#### Selected excerpt

ICH DIEN
 


 
THE BANNERS OF CRECY  •  1346
 
On 26 August 1346 an English army under the command of King Edward III and his son Edward, Prince of Wales, met a French Army commanded by King Philip VI of France on the field of Crécy. Edward's army is estimated to have numbered 15,000 men: some 3,000 mounted knights, 5,000 spearmen (light infantry), 5,000 archers armed with the deadly English longbow, and perhaps 2,000 light cavalry. Also present on the English side were a number of primitive cannon—the first appearance by gunpowder weapons in a major European battle.
At the time of Crécy the Hundred Years War had been raging for nearly ten years, having broken out in 1337 when Edward III advanced a claim to the throne of France upon the death of King Philip IV. (To symbolize his claim, in 1340 Edward quartered the royal arms of England with those of France as depicted below.) The 1346 campaign in northern France opened on 11 July when the English army landed at St. Vaast on the Contentin Peninsula. Edward's initial objective was the Duchy of Normandy, a former possession of the English Crown that had been ceded to France in 1259. The English Army traversed Normandy, captured the town of Caen, crossed the Seine, turned north and marched on Calais. Knowing that Philip's French army was in close pursuit, Edward halted early on 26 August and arrayed his forces in a strong defensive position on high ground near the town of Crécy. The French, perhaps 25,000 strong, arrived at midday and without pausing to rest advanced on the English army.
The French attack was spearheaded by a corps of crossbowmen who proved no match for Edward's English and Welsh archers. They suffered heavy casualties under a hail of arrows and retreated in disorder. Philip thereupon sent forward his mounted knights and men-at-arms. The French advanced in ordered lines but their attack was quickly disrupted, first by the retreating crossbowmen and then by relentless, well-directed volleys of arrows, supplemented by shots from the English artillery. After several charges at the cost of heavy casualties the French knights managed to close with their foes, but by then they were too weak and disorganized to break the English defenses. The struggle continued far into the night before Philip and the pitiful remains of his defeated army quit the field.
Superior tactics and the deadly longbow had given Edward and his army a decisive victory. Some 5,000 French troops, including more than 2,000 knights and men-at-arms, are estimated to have lost their lives on the field of Crécy. Among them was John, the blind King of Bohemia, who was struck down in front of Prince Edward's position. Tradition has it that the Black Prince, in admiration of the blind King's bravery, adopted his badge of three white feathers and his motto Ich Dien (I serve). These are still the badge and motto of the Prince of Wales. English casualties were much lower: perhaps 300 knights and men-at-arms and several hundred other troops.

#### Provided records
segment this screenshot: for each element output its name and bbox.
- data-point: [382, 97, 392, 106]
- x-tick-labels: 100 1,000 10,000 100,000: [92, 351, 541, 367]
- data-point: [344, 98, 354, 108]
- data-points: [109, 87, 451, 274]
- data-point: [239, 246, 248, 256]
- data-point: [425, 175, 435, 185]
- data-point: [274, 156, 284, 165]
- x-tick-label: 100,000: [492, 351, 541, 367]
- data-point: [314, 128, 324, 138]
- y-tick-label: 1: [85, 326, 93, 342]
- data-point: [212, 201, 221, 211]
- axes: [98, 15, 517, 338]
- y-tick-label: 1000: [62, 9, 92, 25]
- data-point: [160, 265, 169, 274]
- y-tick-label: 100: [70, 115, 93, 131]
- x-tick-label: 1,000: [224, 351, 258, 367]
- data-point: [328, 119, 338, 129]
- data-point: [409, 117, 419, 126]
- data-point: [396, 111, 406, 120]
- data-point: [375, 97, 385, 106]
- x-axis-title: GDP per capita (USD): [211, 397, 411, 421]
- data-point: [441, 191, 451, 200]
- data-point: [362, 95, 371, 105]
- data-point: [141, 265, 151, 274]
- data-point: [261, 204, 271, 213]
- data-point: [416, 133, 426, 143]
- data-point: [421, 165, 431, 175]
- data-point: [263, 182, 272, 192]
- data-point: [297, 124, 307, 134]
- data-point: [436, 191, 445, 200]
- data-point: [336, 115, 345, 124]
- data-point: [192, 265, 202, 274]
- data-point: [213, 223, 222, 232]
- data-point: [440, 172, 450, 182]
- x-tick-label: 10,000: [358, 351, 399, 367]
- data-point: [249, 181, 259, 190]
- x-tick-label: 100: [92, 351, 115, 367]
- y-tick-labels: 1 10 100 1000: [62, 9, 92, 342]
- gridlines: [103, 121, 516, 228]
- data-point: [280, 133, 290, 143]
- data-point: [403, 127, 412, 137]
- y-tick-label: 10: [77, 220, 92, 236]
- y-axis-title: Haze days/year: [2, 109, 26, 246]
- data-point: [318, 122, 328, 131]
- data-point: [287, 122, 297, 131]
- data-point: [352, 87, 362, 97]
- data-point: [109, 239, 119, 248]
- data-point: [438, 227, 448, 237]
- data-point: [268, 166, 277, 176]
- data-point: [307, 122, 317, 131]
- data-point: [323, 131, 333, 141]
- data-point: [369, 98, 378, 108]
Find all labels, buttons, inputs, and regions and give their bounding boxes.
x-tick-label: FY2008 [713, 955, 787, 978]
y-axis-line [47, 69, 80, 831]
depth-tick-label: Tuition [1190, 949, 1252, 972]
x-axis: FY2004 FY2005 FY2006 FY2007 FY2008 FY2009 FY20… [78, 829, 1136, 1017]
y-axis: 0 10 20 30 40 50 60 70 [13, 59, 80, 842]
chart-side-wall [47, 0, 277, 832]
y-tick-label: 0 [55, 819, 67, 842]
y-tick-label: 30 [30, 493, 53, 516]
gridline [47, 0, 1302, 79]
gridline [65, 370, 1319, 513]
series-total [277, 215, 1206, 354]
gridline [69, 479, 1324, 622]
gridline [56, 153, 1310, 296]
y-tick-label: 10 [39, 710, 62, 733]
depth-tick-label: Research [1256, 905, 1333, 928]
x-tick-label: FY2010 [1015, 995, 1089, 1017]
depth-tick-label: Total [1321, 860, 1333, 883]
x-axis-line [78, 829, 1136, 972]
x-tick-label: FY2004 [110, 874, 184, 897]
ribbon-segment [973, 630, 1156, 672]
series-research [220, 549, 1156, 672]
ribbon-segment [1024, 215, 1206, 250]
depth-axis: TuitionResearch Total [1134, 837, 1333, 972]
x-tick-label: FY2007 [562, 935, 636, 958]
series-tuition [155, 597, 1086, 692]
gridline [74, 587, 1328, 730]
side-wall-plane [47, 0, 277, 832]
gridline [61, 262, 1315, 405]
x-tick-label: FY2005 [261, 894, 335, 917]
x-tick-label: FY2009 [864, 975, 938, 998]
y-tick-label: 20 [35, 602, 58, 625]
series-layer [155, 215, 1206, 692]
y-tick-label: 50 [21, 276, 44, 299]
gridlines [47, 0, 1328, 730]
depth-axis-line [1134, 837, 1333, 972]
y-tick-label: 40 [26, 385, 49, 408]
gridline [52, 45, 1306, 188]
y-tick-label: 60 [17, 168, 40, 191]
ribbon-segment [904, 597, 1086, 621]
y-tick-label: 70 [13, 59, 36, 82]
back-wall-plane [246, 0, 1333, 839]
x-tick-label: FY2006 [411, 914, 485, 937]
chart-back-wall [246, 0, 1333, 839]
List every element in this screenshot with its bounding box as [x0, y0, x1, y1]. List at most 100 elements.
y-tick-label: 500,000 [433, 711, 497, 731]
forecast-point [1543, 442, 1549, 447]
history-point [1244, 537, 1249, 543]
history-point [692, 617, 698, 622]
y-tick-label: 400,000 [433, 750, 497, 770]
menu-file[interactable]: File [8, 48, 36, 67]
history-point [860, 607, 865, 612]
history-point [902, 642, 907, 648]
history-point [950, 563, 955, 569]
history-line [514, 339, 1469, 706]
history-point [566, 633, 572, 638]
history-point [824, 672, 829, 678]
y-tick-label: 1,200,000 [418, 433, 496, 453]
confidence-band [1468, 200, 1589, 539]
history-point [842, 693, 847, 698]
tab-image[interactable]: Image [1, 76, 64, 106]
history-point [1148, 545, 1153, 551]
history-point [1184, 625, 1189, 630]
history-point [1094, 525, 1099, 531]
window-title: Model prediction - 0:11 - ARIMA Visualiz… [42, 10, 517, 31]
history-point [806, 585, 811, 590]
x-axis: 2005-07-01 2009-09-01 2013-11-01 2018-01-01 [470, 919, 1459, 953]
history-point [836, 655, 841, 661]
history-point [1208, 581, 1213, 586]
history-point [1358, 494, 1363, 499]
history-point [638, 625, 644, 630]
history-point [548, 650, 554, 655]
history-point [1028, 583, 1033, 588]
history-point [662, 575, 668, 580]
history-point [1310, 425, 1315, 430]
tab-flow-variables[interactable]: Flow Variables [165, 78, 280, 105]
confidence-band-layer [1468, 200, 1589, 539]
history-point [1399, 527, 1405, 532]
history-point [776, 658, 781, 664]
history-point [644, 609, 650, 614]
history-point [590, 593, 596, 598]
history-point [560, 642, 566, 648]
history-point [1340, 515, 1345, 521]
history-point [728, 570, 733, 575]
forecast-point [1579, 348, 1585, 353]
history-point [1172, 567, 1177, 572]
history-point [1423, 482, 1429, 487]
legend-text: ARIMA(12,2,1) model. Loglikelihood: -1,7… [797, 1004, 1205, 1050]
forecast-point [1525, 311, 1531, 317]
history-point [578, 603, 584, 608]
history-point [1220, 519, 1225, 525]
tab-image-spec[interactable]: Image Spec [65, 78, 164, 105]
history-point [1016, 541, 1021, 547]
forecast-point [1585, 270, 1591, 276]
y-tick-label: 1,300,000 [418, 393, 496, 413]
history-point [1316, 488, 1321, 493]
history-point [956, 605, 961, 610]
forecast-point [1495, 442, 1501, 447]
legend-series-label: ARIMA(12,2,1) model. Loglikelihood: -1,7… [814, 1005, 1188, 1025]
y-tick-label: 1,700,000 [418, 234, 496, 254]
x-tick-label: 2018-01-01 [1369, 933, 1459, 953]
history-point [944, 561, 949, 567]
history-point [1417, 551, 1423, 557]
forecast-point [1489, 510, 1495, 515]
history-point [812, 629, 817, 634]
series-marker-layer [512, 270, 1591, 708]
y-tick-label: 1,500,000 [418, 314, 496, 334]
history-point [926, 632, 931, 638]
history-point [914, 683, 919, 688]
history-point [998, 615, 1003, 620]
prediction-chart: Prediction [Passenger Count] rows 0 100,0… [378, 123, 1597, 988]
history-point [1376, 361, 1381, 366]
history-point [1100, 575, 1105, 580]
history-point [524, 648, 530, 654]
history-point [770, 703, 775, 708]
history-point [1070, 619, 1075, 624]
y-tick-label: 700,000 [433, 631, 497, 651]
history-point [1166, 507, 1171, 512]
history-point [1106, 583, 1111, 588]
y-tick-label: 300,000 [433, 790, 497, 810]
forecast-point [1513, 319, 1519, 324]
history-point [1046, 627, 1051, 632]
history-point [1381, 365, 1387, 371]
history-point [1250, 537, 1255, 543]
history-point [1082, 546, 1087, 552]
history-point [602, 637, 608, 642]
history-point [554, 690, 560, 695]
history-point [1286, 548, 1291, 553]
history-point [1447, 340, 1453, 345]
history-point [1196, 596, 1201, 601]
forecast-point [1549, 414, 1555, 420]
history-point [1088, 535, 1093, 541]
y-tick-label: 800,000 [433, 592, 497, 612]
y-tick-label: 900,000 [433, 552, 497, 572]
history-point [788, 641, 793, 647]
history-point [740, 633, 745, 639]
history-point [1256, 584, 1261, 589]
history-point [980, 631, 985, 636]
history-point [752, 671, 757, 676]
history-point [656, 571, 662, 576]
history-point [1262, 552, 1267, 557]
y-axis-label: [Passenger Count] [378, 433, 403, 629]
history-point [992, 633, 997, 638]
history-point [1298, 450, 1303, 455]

#### What this exercise asks
(1) In the text on the Battle of Crécy, on what day did the English army land at St. Vaast?
(2) Continue the text on the Battle of Crécy from its final sentence.

#### Activity answers
(1) 11 July 1346.

(2)
The army of Edward III had no fixed organization. Soldiers mustered under the command of the great nobles, whose banners served in effect as company and regimental colors. The Banner of St. George, patron saint of England, and the royal banners of the King and Prince Edward, borne in battle by selected knights, were the closest equivalents to a modern national flag. Those knights not entitled to bear a banner (because they served in another noble's retinue) displayed their arms on lance pennons only. A knight who particularly distinguished himself in a battle where the King or his royal banner was present could be rewarded with the title of "knight banneret," symbolized by cutting the tails off his lance pennon to make a banner of arms, which thereafter entitled him to lead his own contingent of knights. A knight banneret often served for wages as a sub-commander in the retinue of a great noble.
Images Added August 2015
Sir William Montague, Earl of Salisbury  •  Sir John Howard le Fitz  •  Sir Gerald de Lisle

 

King Edward III
 

 

 Edward, Prince of Wales
The Black Prince

 

The Banner of St. George

 

  Sir Richard FitzSimon

Sir Richard FitzSimon served in the retinue of the Black Prince and bore the Banner of St. George at Crécy.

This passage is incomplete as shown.